> [STATED PROBLEM]
Read the records below and copy each line that contains "próisis".

--- --- ---

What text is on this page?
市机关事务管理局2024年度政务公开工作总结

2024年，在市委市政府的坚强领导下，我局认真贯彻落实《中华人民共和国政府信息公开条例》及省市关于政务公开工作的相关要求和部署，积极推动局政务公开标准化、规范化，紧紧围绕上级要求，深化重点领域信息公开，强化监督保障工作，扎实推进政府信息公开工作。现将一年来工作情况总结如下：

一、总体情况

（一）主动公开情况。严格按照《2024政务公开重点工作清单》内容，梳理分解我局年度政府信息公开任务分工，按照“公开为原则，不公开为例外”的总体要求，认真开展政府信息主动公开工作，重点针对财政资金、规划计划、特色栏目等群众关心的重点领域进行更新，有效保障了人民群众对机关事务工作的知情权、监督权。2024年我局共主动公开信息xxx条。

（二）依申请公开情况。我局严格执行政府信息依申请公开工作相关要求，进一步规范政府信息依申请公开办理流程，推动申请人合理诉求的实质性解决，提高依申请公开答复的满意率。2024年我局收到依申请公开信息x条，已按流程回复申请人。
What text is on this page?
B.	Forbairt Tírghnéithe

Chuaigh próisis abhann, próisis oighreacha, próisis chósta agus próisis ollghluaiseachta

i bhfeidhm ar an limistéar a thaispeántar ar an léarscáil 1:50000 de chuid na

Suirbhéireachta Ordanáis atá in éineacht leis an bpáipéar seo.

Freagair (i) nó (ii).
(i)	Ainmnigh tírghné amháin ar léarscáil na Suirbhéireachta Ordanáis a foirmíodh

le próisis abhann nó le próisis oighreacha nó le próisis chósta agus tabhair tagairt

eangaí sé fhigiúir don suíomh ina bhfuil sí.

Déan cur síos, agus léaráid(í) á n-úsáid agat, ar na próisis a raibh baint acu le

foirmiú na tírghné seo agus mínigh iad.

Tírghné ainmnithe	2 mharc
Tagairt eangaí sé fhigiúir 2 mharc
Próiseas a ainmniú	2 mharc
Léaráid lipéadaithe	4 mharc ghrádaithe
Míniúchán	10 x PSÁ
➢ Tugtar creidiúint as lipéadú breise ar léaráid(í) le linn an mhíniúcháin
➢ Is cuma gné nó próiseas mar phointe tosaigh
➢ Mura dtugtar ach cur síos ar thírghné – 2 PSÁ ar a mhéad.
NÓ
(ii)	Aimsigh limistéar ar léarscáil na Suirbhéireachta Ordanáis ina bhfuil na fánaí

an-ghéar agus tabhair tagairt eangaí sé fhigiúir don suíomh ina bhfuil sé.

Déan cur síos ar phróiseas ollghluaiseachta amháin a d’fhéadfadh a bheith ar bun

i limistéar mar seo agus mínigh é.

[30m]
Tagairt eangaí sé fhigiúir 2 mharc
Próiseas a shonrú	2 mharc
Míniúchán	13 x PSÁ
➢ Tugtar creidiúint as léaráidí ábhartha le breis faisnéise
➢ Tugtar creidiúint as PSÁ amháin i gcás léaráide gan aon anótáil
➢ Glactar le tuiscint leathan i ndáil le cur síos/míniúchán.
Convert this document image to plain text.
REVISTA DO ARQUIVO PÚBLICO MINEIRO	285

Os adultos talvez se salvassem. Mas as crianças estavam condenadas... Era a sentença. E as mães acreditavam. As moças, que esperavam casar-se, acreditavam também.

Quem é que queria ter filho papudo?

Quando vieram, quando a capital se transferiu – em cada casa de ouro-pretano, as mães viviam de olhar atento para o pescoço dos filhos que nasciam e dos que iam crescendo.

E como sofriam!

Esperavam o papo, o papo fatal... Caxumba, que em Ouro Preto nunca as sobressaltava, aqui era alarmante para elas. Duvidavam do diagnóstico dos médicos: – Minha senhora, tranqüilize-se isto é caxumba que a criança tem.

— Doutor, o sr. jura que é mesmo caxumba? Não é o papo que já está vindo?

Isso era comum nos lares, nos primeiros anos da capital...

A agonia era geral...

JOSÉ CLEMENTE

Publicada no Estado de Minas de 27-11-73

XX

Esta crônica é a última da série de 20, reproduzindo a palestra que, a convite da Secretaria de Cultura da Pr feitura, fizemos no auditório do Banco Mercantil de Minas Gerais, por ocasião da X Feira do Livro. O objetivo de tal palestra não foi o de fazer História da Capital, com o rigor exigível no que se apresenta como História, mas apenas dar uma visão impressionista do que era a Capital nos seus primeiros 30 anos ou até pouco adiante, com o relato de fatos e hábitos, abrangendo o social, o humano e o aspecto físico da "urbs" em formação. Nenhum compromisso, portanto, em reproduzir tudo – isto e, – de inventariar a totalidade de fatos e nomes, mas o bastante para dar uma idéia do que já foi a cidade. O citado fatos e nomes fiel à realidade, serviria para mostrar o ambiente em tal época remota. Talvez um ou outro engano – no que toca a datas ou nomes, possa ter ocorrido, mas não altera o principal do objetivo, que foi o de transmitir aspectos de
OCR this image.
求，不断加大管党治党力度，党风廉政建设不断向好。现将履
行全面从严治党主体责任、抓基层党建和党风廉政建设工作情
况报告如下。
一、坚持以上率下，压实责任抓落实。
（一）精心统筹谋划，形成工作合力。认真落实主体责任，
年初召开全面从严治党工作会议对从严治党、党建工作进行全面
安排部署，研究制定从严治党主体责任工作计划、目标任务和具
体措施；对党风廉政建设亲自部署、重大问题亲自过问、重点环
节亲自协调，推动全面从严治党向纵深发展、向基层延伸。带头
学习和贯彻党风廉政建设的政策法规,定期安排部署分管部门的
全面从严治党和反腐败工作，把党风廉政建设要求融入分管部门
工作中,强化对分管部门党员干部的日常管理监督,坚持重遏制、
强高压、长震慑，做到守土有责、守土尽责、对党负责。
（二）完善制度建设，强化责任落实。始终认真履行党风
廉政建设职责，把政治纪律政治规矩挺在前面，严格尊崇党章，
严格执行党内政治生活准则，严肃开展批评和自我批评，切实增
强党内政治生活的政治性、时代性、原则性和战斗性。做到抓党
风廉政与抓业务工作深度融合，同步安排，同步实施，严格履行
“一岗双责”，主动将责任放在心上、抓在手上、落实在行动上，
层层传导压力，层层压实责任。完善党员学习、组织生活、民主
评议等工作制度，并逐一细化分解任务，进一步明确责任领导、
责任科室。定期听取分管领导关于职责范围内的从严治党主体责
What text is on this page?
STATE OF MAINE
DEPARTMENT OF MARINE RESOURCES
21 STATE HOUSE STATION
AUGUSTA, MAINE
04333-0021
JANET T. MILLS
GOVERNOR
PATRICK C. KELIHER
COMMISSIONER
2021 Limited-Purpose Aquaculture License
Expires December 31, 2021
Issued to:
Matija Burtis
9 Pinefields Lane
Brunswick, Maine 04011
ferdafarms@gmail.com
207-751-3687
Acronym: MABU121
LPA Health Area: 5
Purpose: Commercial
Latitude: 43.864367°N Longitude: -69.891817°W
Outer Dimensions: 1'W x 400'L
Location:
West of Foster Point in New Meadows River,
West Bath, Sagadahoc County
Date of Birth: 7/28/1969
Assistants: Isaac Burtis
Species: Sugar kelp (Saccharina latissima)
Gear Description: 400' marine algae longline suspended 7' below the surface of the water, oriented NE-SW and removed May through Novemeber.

--- --- ---

> [RESULT OF THIS EXERCISE]
Chuaigh próisis abhann, próisis oighreacha, próisis chósta agus próisis ollghluaiseachta
le próisis abhann nó le próisis oighreacha nó le próisis chósta agus tabhair tagairt
Déan cur síos, agus léaráid(í) á n-úsáid agat, ar na próisis a raibh baint acu le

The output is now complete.